* **TASK DIRECTIONS**:
Please update the items below by changing every "x-tick-label" to "x-axis-tick-label" and leaving everything else unchanged. Reproduce the updated items without the pictures.

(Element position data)
▬▬▬
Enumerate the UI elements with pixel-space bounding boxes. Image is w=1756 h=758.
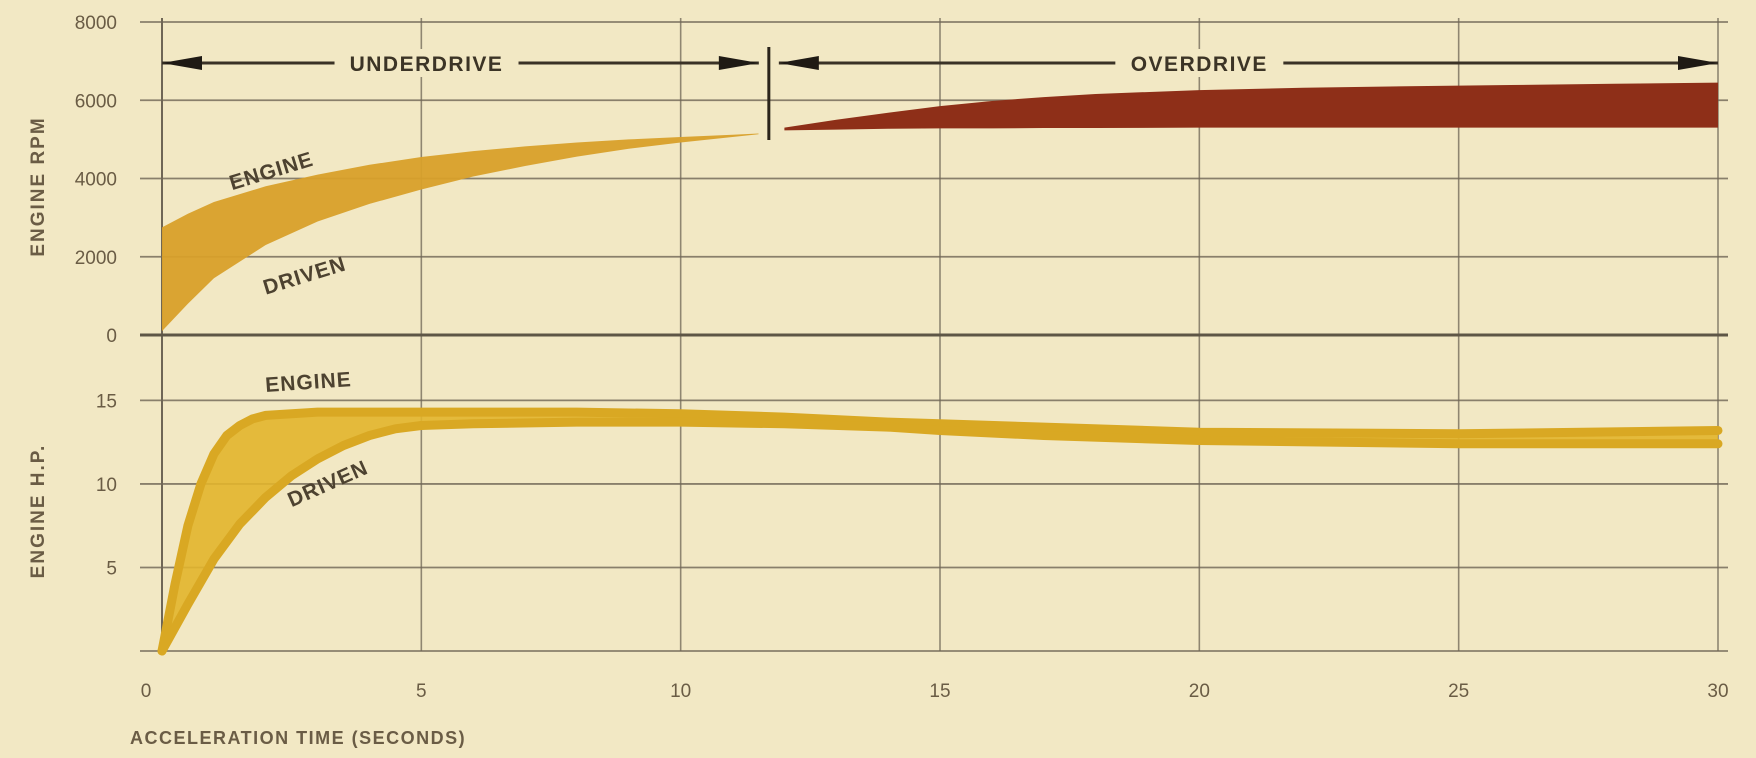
x-tick-label: 30 xyxy=(1707,681,1728,702)
bottom-engine-label: ENGINE xyxy=(264,368,352,397)
arrowhead-left-end-icon xyxy=(718,56,759,70)
underdrive-rpm-band xyxy=(162,133,759,332)
y-axis-title-rpm: ENGINE RPM xyxy=(28,116,49,256)
y-tick-label-hp: 15 xyxy=(96,391,117,412)
y-tick-label-hp: 5 xyxy=(106,558,117,579)
engine-hp-curve xyxy=(157,407,1723,656)
y-axis-title-hp: ENGINE H.P. xyxy=(28,444,49,579)
x-tick-label: 20 xyxy=(1189,681,1210,702)
x-tick-label: 5 xyxy=(416,681,427,702)
arrowhead-right-icon xyxy=(1678,56,1718,70)
y-tick-label-hp: 10 xyxy=(96,475,117,496)
y-tick-label-rpm: 4000 xyxy=(75,170,117,191)
x-tick-label: 15 xyxy=(929,681,950,702)
overdrive-rpm-band xyxy=(784,82,1718,131)
y-tick-label-rpm: 2000 xyxy=(75,248,117,269)
x-tick-label: 0 xyxy=(141,681,152,702)
driven-hp-curve xyxy=(157,417,1723,656)
arrowhead-right-start-icon xyxy=(778,56,819,70)
arrowhead-left-icon xyxy=(162,56,202,70)
y-tick-label-rpm: 8000 xyxy=(75,13,117,34)
x-axis-title: ACCELERATION TIME (SECONDS) xyxy=(130,728,466,748)
underdrive-label-bg xyxy=(334,49,519,77)
overdrive-label-bg xyxy=(1115,49,1284,77)
top-driven-label: DRIVEN xyxy=(260,253,348,300)
underdrive-label: UNDERDRIVE xyxy=(350,53,504,76)
x-tick-label: 10 xyxy=(670,681,691,702)
y-tick-label-rpm: 6000 xyxy=(75,91,117,112)
overdrive-label: OVERDRIVE xyxy=(1131,53,1268,76)
x-tick-label: 25 xyxy=(1448,681,1469,702)
y-tick-label-rpm: 0 xyxy=(106,326,117,347)
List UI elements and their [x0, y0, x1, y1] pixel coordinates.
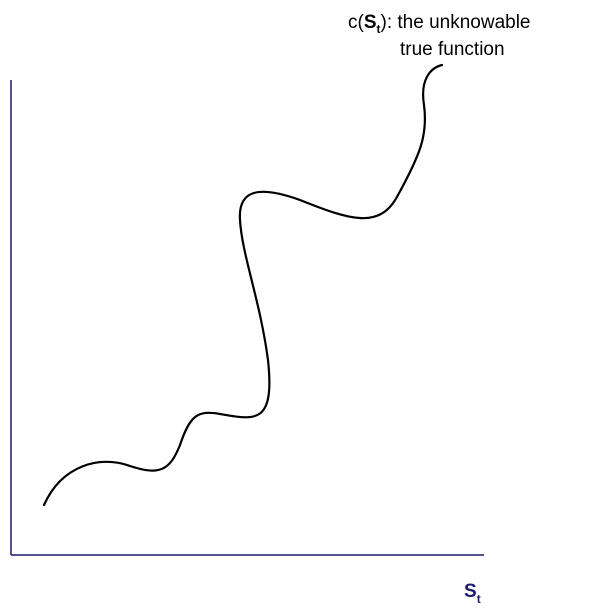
true-function-curve [42, 63, 444, 507]
x-axis-label: St [464, 581, 481, 606]
curve-label-line2: true function [400, 39, 505, 60]
curve-label-line1: c(St): the unknowable [348, 12, 531, 36]
axes [10, 80, 484, 556]
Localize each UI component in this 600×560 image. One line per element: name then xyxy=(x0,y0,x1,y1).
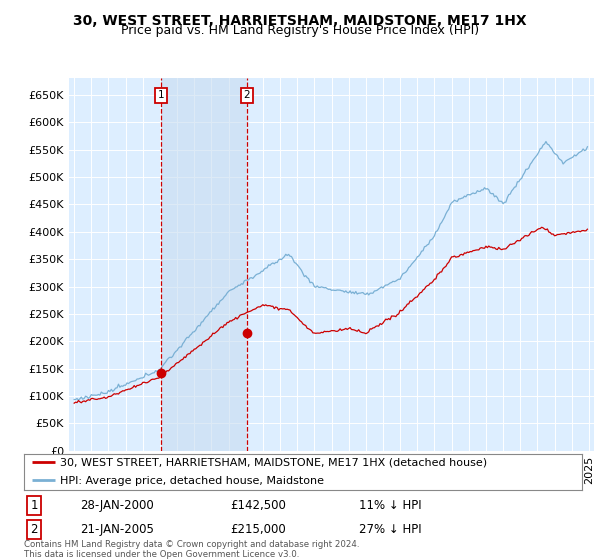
Text: Price paid vs. HM Land Registry's House Price Index (HPI): Price paid vs. HM Land Registry's House … xyxy=(121,24,479,37)
Text: Contains HM Land Registry data © Crown copyright and database right 2024.
This d: Contains HM Land Registry data © Crown c… xyxy=(24,540,359,559)
Text: HPI: Average price, detached house, Maidstone: HPI: Average price, detached house, Maid… xyxy=(60,476,324,486)
Text: £215,000: £215,000 xyxy=(230,523,286,536)
Text: 30, WEST STREET, HARRIETSHAM, MAIDSTONE, ME17 1HX (detached house): 30, WEST STREET, HARRIETSHAM, MAIDSTONE,… xyxy=(60,458,487,468)
Bar xyxy=(161,78,247,451)
Text: 2: 2 xyxy=(244,90,250,100)
Text: £142,500: £142,500 xyxy=(230,499,286,512)
Text: 28-JAN-2000: 28-JAN-2000 xyxy=(80,499,154,512)
Text: 11% ↓ HPI: 11% ↓ HPI xyxy=(359,499,421,512)
Text: 1: 1 xyxy=(30,499,38,512)
Text: 1: 1 xyxy=(158,90,164,100)
Text: 30, WEST STREET, HARRIETSHAM, MAIDSTONE, ME17 1HX: 30, WEST STREET, HARRIETSHAM, MAIDSTONE,… xyxy=(73,14,527,28)
Text: 21-JAN-2005: 21-JAN-2005 xyxy=(80,523,154,536)
Text: 27% ↓ HPI: 27% ↓ HPI xyxy=(359,523,421,536)
Text: 2: 2 xyxy=(30,523,38,536)
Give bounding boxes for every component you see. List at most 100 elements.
▬▬▬
* **EXERCISE RESPONSE**:
Enumerate the UI elements with pixel-space bounding boxes. Image is w=1756 h=758.
x-axis-tick-label: 30 xyxy=(1707,681,1728,702)
bottom-engine-label: ENGINE xyxy=(264,368,352,397)
arrowhead-left-end-icon xyxy=(718,56,759,70)
underdrive-rpm-band xyxy=(162,133,759,332)
y-axis-title-rpm: ENGINE RPM xyxy=(28,116,49,256)
y-tick-label-hp: 15 xyxy=(96,391,117,412)
y-tick-label-hp: 5 xyxy=(106,558,117,579)
engine-hp-curve xyxy=(157,407,1723,656)
y-axis-title-hp: ENGINE H.P. xyxy=(28,444,49,579)
x-axis-tick-label: 20 xyxy=(1189,681,1210,702)
x-axis-tick-label: 5 xyxy=(416,681,427,702)
arrowhead-right-icon xyxy=(1678,56,1718,70)
y-tick-label-hp: 10 xyxy=(96,475,117,496)
y-tick-label-rpm: 4000 xyxy=(75,170,117,191)
x-axis-tick-label: 15 xyxy=(929,681,950,702)
overdrive-rpm-band xyxy=(784,82,1718,131)
y-tick-label-rpm: 2000 xyxy=(75,248,117,269)
x-axis-tick-label: 0 xyxy=(141,681,152,702)
driven-hp-curve xyxy=(157,417,1723,656)
arrowhead-right-start-icon xyxy=(778,56,819,70)
arrowhead-left-icon xyxy=(162,56,202,70)
y-tick-label-rpm: 8000 xyxy=(75,13,117,34)
x-axis-title: ACCELERATION TIME (SECONDS) xyxy=(130,728,466,748)
underdrive-label-bg xyxy=(334,49,519,77)
overdrive-label-bg xyxy=(1115,49,1284,77)
top-driven-label: DRIVEN xyxy=(260,253,348,300)
underdrive-label: UNDERDRIVE xyxy=(350,53,504,76)
x-axis-tick-label: 10 xyxy=(670,681,691,702)
y-tick-label-rpm: 6000 xyxy=(75,91,117,112)
overdrive-label: OVERDRIVE xyxy=(1131,53,1268,76)
x-axis-tick-label: 25 xyxy=(1448,681,1469,702)
y-tick-label-rpm: 0 xyxy=(106,326,117,347)
List UI elements and their [x0, y0, x1, y1] pixel coordinates.
true-function-curve [42, 63, 444, 507]
x-axis-label: St [464, 581, 481, 606]
curve-label-line2: true function [400, 39, 505, 60]
curve-label-line1: c(St): the unknowable [348, 12, 531, 36]
axes [10, 80, 484, 556]
Localize each UI component in this 600×560 image. One line per element: name then xyxy=(x0,y0,x1,y1).
Text: Price paid vs. HM Land Registry's House Price Index (HPI): Price paid vs. HM Land Registry's House … xyxy=(121,24,479,37)
Text: Contains HM Land Registry data © Crown copyright and database right 2024.
This d: Contains HM Land Registry data © Crown c… xyxy=(24,540,359,559)
Text: HPI: Average price, detached house, Maidstone: HPI: Average price, detached house, Maid… xyxy=(60,476,324,486)
Text: £215,000: £215,000 xyxy=(230,523,286,536)
Text: 30, WEST STREET, HARRIETSHAM, MAIDSTONE, ME17 1HX (detached house): 30, WEST STREET, HARRIETSHAM, MAIDSTONE,… xyxy=(60,458,487,468)
Bar xyxy=(161,78,247,451)
Text: 2: 2 xyxy=(244,90,250,100)
Text: £142,500: £142,500 xyxy=(230,499,286,512)
Text: 28-JAN-2000: 28-JAN-2000 xyxy=(80,499,154,512)
Text: 11% ↓ HPI: 11% ↓ HPI xyxy=(359,499,421,512)
Text: 1: 1 xyxy=(30,499,38,512)
Text: 1: 1 xyxy=(158,90,164,100)
Text: 30, WEST STREET, HARRIETSHAM, MAIDSTONE, ME17 1HX: 30, WEST STREET, HARRIETSHAM, MAIDSTONE,… xyxy=(73,14,527,28)
Text: 21-JAN-2005: 21-JAN-2005 xyxy=(80,523,154,536)
Text: 27% ↓ HPI: 27% ↓ HPI xyxy=(359,523,421,536)
Text: 2: 2 xyxy=(30,523,38,536)
Give bounding boxes for every component you see. List at most 100 elements.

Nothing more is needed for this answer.